* [The exercise]: Return the whole listing exactly as it stands.

* [The input]:

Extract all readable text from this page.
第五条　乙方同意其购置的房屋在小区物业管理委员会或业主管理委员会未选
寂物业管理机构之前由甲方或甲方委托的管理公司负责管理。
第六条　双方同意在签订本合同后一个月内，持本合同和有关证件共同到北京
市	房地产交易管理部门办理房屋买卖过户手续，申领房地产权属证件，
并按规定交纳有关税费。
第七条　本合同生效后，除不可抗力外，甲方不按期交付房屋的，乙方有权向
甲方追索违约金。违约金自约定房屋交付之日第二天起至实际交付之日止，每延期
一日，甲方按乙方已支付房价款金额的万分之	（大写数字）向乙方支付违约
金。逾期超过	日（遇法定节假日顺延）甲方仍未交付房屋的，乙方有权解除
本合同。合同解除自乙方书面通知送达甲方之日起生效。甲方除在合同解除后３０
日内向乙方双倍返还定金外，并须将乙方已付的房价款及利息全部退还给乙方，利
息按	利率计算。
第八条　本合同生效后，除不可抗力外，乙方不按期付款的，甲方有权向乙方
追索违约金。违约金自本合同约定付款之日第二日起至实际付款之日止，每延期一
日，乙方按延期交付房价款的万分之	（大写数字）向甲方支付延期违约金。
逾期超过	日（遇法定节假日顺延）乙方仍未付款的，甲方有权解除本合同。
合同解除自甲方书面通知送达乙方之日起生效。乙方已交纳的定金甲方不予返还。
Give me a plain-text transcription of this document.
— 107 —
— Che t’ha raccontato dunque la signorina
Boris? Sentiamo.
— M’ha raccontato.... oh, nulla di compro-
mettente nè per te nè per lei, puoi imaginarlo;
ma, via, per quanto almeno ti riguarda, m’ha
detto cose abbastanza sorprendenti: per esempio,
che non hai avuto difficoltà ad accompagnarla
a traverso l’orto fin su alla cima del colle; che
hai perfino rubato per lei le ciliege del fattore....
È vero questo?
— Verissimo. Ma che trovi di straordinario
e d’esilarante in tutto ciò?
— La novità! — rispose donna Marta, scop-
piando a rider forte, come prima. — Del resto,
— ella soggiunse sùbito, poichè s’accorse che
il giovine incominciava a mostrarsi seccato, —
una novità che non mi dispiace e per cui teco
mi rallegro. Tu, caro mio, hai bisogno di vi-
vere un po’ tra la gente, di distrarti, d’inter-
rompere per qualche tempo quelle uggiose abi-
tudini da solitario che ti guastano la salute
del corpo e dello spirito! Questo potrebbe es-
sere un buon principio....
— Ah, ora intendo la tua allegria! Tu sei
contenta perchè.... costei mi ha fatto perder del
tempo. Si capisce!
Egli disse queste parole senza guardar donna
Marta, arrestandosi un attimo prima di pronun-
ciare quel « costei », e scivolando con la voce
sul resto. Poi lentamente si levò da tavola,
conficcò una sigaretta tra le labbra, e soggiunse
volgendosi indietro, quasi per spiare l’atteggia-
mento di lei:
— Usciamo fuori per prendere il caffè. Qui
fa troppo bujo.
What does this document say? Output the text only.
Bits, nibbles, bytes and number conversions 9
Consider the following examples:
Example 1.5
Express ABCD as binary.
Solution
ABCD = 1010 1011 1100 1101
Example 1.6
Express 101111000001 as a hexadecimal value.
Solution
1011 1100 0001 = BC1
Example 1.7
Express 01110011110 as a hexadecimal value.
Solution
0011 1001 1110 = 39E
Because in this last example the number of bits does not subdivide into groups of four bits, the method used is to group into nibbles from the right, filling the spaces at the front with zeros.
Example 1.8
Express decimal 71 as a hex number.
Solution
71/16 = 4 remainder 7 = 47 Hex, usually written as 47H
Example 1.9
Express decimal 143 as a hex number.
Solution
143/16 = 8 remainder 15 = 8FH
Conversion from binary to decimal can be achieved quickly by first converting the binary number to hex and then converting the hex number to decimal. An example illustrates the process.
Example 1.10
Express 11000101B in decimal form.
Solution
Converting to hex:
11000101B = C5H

* [Full response]:
Extract all readable text from this page.
第五条　乙方同意其购置的房屋在小区物业管理委员会或业主管理委员会未选
寂物业管理机构之前由甲方或甲方委托的管理公司负责管理。
第六条　双方同意在签订本合同后一个月内，持本合同和有关证件共同到北京
市	房地产交易管理部门办理房屋买卖过户手续，申领房地产权属证件，
并按规定交纳有关税费。
第七条　本合同生效后，除不可抗力外，甲方不按期交付房屋的，乙方有权向
甲方追索违约金。违约金自约定房屋交付之日第二天起至实际交付之日止，每延期
一日，甲方按乙方已支付房价款金额的万分之	（大写数字）向乙方支付违约
金。逾期超过	日（遇法定节假日顺延）甲方仍未交付房屋的，乙方有权解除
本合同。合同解除自乙方书面通知送达甲方之日起生效。甲方除在合同解除后３０
日内向乙方双倍返还定金外，并须将乙方已付的房价款及利息全部退还给乙方，利
息按	利率计算。
第八条　本合同生效后，除不可抗力外，乙方不按期付款的，甲方有权向乙方
追索违约金。违约金自本合同约定付款之日第二日起至实际付款之日止，每延期一
日，乙方按延期交付房价款的万分之	（大写数字）向甲方支付延期违约金。
逾期超过	日（遇法定节假日顺延）乙方仍未付款的，甲方有权解除本合同。
合同解除自甲方书面通知送达乙方之日起生效。乙方已交纳的定金甲方不予返还。
Give me a plain-text transcription of this document.
— 107 —
— Che t’ha raccontato dunque la signorina
Boris? Sentiamo.
— M’ha raccontato.... oh, nulla di compro-
mettente nè per te nè per lei, puoi imaginarlo;
ma, via, per quanto almeno ti riguarda, m’ha
detto cose abbastanza sorprendenti: per esempio,
che non hai avuto difficoltà ad accompagnarla
a traverso l’orto fin su alla cima del colle; che
hai perfino rubato per lei le ciliege del fattore....
È vero questo?
— Verissimo. Ma che trovi di straordinario
e d’esilarante in tutto ciò?
— La novità! — rispose donna Marta, scop-
piando a rider forte, come prima. — Del resto,
— ella soggiunse sùbito, poichè s’accorse che
il giovine incominciava a mostrarsi seccato, —
una novità che non mi dispiace e per cui teco
mi rallegro. Tu, caro mio, hai bisogno di vi-
vere un po’ tra la gente, di distrarti, d’inter-
rompere per qualche tempo quelle uggiose abi-
tudini da solitario che ti guastano la salute
del corpo e dello spirito! Questo potrebbe es-
sere un buon principio....
— Ah, ora intendo la tua allegria! Tu sei
contenta perchè.... costei mi ha fatto perder del
tempo. Si capisce!
Egli disse queste parole senza guardar donna
Marta, arrestandosi un attimo prima di pronun-
ciare quel « costei », e scivolando con la voce
sul resto. Poi lentamente si levò da tavola,
conficcò una sigaretta tra le labbra, e soggiunse
volgendosi indietro, quasi per spiare l’atteggia-
mento di lei:
— Usciamo fuori per prendere il caffè. Qui
fa troppo bujo.
What does this document say? Output the text only.
Bits, nibbles, bytes and number conversions 9
Consider the following examples:
Example 1.5
Express ABCD as binary.
Solution
ABCD = 1010 1011 1100 1101
Example 1.6
Express 101111000001 as a hexadecimal value.
Solution
1011 1100 0001 = BC1
Example 1.7
Express 01110011110 as a hexadecimal value.
Solution
0011 1001 1110 = 39E
Because in this last example the number of bits does not subdivide into groups of four bits, the method used is to group into nibbles from the right, filling the spaces at the front with zeros.
Example 1.8
Express decimal 71 as a hex number.
Solution
71/16 = 4 remainder 7 = 47 Hex, usually written as 47H
Example 1.9
Express decimal 143 as a hex number.
Solution
143/16 = 8 remainder 15 = 8FH
Conversion from binary to decimal can be achieved quickly by first converting the binary number to hex and then converting the hex number to decimal. An example illustrates the process.
Example 1.10
Express 11000101B in decimal form.
Solution
Converting to hex:
11000101B = C5H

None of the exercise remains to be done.